## GOAL OF THE EXERCISE
Restate the full set of records exactly, without adding or dropping a word.

## THE INPUT
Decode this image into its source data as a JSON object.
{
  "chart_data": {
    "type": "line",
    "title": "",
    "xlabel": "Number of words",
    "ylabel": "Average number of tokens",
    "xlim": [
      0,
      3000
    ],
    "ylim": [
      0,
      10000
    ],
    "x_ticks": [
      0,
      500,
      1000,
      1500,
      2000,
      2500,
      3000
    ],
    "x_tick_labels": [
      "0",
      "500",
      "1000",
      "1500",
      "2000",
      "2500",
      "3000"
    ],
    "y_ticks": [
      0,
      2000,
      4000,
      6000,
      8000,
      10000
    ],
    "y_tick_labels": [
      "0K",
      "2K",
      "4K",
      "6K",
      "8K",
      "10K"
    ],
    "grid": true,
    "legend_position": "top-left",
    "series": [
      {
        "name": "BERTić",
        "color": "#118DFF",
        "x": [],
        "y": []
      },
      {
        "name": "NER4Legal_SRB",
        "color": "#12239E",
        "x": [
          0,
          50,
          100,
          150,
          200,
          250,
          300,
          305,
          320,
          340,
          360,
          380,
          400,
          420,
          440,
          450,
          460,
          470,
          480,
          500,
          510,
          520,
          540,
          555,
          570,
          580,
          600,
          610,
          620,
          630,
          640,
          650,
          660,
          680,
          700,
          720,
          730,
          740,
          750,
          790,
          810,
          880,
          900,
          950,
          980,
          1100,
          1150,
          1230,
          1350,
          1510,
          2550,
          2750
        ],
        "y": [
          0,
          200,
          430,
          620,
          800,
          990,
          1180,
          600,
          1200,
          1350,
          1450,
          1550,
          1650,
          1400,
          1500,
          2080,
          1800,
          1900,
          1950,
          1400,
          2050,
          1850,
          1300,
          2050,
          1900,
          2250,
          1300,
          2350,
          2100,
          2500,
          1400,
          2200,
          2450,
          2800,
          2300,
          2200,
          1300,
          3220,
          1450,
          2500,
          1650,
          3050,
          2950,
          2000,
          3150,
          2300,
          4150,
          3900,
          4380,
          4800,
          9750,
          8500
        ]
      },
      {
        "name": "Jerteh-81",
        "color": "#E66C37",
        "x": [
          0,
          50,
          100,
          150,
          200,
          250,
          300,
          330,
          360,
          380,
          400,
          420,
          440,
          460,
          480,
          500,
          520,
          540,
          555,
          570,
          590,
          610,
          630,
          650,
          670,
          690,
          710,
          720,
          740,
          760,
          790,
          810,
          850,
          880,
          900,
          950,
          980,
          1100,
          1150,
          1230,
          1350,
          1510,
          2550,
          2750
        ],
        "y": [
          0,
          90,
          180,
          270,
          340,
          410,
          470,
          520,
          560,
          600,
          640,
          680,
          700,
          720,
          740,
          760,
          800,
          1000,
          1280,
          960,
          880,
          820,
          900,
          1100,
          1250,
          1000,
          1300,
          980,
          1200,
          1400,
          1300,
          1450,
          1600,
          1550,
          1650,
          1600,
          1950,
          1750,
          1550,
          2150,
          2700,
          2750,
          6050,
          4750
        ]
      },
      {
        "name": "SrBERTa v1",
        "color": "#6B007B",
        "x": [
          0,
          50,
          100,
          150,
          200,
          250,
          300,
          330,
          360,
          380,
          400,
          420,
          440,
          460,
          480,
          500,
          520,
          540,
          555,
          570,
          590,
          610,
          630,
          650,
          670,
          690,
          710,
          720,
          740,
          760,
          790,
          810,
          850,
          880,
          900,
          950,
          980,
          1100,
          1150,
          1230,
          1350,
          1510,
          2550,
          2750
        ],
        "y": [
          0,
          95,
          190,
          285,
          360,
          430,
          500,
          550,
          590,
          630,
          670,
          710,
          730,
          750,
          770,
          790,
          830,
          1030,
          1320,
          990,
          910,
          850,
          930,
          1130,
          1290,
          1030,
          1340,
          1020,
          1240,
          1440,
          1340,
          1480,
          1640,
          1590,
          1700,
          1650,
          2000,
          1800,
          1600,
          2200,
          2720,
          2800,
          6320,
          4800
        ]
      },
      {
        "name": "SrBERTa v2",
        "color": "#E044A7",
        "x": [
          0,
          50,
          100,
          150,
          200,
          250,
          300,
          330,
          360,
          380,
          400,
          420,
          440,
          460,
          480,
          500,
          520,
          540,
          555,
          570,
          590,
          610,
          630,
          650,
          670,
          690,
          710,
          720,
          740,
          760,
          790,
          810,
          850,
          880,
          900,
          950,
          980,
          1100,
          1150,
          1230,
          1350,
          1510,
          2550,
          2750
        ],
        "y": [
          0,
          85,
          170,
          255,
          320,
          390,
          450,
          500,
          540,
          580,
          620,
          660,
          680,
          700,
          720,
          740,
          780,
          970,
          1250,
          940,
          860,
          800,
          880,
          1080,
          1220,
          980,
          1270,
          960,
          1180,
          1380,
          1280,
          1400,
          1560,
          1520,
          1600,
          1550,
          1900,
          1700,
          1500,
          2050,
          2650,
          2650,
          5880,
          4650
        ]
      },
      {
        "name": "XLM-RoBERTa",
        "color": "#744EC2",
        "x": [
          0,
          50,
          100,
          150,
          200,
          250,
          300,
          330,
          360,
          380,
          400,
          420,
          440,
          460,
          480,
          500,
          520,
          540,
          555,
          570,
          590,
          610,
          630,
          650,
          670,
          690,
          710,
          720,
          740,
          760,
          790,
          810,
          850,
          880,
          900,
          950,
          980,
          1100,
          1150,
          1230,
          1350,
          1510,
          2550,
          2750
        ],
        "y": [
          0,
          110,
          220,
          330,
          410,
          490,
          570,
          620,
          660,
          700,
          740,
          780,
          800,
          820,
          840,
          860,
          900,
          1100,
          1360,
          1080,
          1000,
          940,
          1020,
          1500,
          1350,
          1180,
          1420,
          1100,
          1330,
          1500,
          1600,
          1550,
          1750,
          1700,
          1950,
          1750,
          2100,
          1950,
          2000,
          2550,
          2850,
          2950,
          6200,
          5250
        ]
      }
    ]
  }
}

## FINAL ANSWER
Decode this image into its source data as a JSON object.
{
  "chart_data": {
    "type": "line",
    "title": "",
    "xlabel": "Number of words",
    "ylabel": "Average number of tokens",
    "xlim": [
      0,
      3000
    ],
    "ylim": [
      0,
      10000
    ],
    "x_ticks": [
      0,
      500,
      1000,
      1500,
      2000,
      2500,
      3000
    ],
    "x_tick_labels": [
      "0",
      "500",
      "1000",
      "1500",
      "2000",
      "2500",
      "3000"
    ],
    "y_ticks": [
      0,
      2000,
      4000,
      6000,
      8000,
      10000
    ],
    "y_tick_labels": [
      "0K",
      "2K",
      "4K",
      "6K",
      "8K",
      "10K"
    ],
    "grid": true,
    "legend_position": "top-left",
    "series": [
      {
        "name": "BERTić",
        "color": "#118DFF",
        "x": [],
        "y": []
      },
      {
        "name": "NER4Legal_SRB",
        "color": "#12239E",
        "x": [
          0,
          50,
          100,
          150,
          200,
          250,
          300,
          305,
          320,
          340,
          360,
          380,
          400,
          420,
          440,
          450,
          460,
          470,
          480,
          500,
          510,
          520,
          540,
          555,
          570,
          580,
          600,
          610,
          620,
          630,
          640,
          650,
          660,
          680,
          700,
          720,
          730,
          740,
          750,
          790,
          810,
          880,
          900,
          950,
          980,
          1100,
          1150,
          1230,
          1350,
          1510,
          2550,
          2750
        ],
        "y": [
          0,
          200,
          430,
          620,
          800,
          990,
          1180,
          600,
          1200,
          1350,
          1450,
          1550,
          1650,
          1400,
          1500,
          2080,
          1800,
          1900,
          1950,
          1400,
          2050,
          1850,
          1300,
          2050,
          1900,
          2250,
          1300,
          2350,
          2100,
          2500,
          1400,
          2200,
          2450,
          2800,
          2300,
          2200,
          1300,
          3220,
          1450,
          2500,
          1650,
          3050,
          2950,
          2000,
          3150,
          2300,
          4150,
          3900,
          4380,
          4800,
          9750,
          8500
        ]
      },
      {
        "name": "Jerteh-81",
        "color": "#E66C37",
        "x": [
          0,
          50,
          100,
          150,
          200,
          250,
          300,
          330,
          360,
          380,
          400,
          420,
          440,
          460,
          480,
          500,
          520,
          540,
          555,
          570,
          590,
          610,
          630,
          650,
          670,
          690,
          710,
          720,
          740,
          760,
          790,
          810,
          850,
          880,
          900,
          950,
          980,
          1100,
          1150,
          1230,
          1350,
          1510,
          2550,
          2750
        ],
        "y": [
          0,
          90,
          180,
          270,
          340,
          410,
          470,
          520,
          560,
          600,
          640,
          680,
          700,
          720,
          740,
          760,
          800,
          1000,
          1280,
          960,
          880,
          820,
          900,
          1100,
          1250,
          1000,
          1300,
          980,
          1200,
          1400,
          1300,
          1450,
          1600,
          1550,
          1650,
          1600,
          1950,
          1750,
          1550,
          2150,
          2700,
          2750,
          6050,
          4750
        ]
      },
      {
        "name": "SrBERTa v1",
        "color": "#6B007B",
        "x": [
          0,
          50,
          100,
          150,
          200,
          250,
          300,
          330,
          360,
          380,
          400,
          420,
          440,
          460,
          480,
          500,
          520,
          540,
          555,
          570,
          590,
          610,
          630,
          650,
          670,
          690,
          710,
          720,
          740,
          760,
          790,
          810,
          850,
          880,
          900,
          950,
          980,
          1100,
          1150,
          1230,
          1350,
          1510,
          2550,
          2750
        ],
        "y": [
          0,
          95,
          190,
          285,
          360,
          430,
          500,
          550,
          590,
          630,
          670,
          710,
          730,
          750,
          770,
          790,
          830,
          1030,
          1320,
          990,
          910,
          850,
          930,
          1130,
          1290,
          1030,
          1340,
          1020,
          1240,
          1440,
          1340,
          1480,
          1640,
          1590,
          1700,
          1650,
          2000,
          1800,
          1600,
          2200,
          2720,
          2800,
          6320,
          4800
        ]
      },
      {
        "name": "SrBERTa v2",
        "color": "#E044A7",
        "x": [
          0,
          50,
          100,
          150,
          200,
          250,
          300,
          330,
          360,
          380,
          400,
          420,
          440,
          460,
          480,
          500,
          520,
          540,
          555,
          570,
          590,
          610,
          630,
          650,
          670,
          690,
          710,
          720,
          740,
          760,
          790,
          810,
          850,
          880,
          900,
          950,
          980,
          1100,
          1150,
          1230,
          1350,
          1510,
          2550,
          2750
        ],
        "y": [
          0,
          85,
          170,
          255,
          320,
          390,
          450,
          500,
          540,
          580,
          620,
          660,
          680,
          700,
          720,
          740,
          780,
          970,
          1250,
          940,
          860,
          800,
          880,
          1080,
          1220,
          980,
          1270,
          960,
          1180,
          1380,
          1280,
          1400,
          1560,
          1520,
          1600,
          1550,
          1900,
          1700,
          1500,
          2050,
          2650,
          2650,
          5880,
          4650
        ]
      },
      {
        "name": "XLM-RoBERTa",
        "color": "#744EC2",
        "x": [
          0,
          50,
          100,
          150,
          200,
          250,
          300,
          330,
          360,
          380,
          400,
          420,
          440,
          460,
          480,
          500,
          520,
          540,
          555,
          570,
          590,
          610,
          630,
          650,
          670,
          690,
          710,
          720,
          740,
          760,
          790,
          810,
          850,
          880,
          900,
          950,
          980,
          1100,
          1150,
          1230,
          1350,
          1510,
          2550,
          2750
        ],
        "y": [
          0,
          110,
          220,
          330,
          410,
          490,
          570,
          620,
          660,
          700,
          740,
          780,
          800,
          820,
          840,
          860,
          900,
          1100,
          1360,
          1080,
          1000,
          940,
          1020,
          1500,
          1350,
          1180,
          1420,
          1100,
          1330,
          1500,
          1600,
          1550,
          1750,
          1700,
          1950,
          1750,
          2100,
          1950,
          2000,
          2550,
          2850,
          2950,
          6200,
          5250
        ]
      }
    ]
  }
}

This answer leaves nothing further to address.